_Problem statement_. Below are records; state how many of their lines hold the word "true", and give only the figure.

_Input records_.
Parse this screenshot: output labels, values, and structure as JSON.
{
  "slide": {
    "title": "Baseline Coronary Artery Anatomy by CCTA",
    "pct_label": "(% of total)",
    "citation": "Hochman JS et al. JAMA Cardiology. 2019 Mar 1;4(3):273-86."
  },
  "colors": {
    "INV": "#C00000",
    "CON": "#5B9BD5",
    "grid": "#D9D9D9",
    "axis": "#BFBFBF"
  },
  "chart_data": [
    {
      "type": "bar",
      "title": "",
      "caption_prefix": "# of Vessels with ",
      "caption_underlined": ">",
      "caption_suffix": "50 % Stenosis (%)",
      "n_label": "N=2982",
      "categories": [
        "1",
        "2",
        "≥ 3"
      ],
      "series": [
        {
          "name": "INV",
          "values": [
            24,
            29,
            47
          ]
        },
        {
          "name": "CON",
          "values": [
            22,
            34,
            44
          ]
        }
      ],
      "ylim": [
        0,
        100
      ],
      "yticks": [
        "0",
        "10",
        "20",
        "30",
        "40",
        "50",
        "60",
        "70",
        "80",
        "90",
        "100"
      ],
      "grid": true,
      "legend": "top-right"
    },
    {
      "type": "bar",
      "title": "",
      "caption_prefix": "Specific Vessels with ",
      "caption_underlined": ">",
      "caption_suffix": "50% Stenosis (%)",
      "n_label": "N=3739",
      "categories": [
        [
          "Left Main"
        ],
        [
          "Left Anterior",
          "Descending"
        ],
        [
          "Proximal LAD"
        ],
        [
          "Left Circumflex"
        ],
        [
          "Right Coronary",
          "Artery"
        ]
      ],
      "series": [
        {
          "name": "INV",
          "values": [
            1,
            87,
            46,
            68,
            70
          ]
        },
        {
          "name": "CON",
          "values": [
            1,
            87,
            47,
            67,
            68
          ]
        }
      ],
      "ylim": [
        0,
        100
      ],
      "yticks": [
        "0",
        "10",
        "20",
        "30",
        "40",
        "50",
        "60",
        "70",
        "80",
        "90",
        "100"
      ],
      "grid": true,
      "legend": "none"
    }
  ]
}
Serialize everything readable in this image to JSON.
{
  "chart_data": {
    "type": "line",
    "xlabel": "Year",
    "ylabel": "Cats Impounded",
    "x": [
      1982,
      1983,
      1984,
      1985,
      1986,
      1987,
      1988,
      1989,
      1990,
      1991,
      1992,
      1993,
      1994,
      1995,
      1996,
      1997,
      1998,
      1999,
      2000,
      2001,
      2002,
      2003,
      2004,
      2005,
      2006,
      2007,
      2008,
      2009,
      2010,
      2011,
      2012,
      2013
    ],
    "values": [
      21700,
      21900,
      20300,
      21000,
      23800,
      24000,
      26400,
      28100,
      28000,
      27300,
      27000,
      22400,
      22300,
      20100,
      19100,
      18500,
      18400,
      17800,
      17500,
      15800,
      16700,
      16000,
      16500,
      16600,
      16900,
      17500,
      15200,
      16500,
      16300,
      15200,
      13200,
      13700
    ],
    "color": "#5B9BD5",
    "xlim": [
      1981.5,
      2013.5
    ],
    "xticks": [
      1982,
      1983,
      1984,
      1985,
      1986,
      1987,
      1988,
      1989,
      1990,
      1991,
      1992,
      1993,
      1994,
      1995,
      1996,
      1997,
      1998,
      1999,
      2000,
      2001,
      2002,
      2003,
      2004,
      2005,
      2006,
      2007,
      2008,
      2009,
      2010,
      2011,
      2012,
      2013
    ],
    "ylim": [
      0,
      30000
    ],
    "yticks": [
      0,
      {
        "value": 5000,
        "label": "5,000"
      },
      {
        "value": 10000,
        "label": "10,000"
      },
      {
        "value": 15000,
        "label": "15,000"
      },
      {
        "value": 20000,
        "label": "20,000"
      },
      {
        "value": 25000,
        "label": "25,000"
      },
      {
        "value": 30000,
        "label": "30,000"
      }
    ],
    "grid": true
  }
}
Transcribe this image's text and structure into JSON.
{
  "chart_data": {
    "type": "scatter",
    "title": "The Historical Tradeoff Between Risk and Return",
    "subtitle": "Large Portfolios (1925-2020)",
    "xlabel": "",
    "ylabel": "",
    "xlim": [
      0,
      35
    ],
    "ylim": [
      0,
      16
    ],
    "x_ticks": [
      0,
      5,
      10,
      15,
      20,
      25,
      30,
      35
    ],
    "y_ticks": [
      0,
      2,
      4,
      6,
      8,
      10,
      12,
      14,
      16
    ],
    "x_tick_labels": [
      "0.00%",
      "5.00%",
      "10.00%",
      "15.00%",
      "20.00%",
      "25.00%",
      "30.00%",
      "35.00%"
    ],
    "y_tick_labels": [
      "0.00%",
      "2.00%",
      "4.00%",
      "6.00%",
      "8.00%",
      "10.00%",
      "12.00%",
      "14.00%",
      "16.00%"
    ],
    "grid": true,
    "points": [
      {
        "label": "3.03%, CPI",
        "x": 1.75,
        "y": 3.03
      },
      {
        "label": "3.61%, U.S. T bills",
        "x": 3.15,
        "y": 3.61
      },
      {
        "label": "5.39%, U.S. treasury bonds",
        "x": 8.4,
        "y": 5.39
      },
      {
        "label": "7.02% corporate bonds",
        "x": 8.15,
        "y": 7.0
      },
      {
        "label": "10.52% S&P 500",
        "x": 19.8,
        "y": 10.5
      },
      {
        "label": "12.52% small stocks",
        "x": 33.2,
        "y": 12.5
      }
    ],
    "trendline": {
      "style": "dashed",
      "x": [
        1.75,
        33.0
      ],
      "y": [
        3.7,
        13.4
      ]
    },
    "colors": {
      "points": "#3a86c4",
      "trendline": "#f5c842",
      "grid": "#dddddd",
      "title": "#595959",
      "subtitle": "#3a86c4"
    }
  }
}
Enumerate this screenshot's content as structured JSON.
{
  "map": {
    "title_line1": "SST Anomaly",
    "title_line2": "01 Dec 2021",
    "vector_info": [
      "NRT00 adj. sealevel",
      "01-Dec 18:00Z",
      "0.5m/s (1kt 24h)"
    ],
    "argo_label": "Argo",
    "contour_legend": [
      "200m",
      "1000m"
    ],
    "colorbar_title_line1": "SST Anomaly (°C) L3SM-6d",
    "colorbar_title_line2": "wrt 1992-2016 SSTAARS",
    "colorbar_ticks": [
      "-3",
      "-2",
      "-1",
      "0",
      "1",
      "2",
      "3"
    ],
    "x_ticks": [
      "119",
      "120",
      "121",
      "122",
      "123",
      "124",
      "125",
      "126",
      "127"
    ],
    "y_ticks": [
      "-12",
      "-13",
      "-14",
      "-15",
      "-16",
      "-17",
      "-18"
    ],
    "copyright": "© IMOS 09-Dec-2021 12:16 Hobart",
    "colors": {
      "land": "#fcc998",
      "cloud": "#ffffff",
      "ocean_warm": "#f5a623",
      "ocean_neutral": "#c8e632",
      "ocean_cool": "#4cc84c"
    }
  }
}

_Result_. 4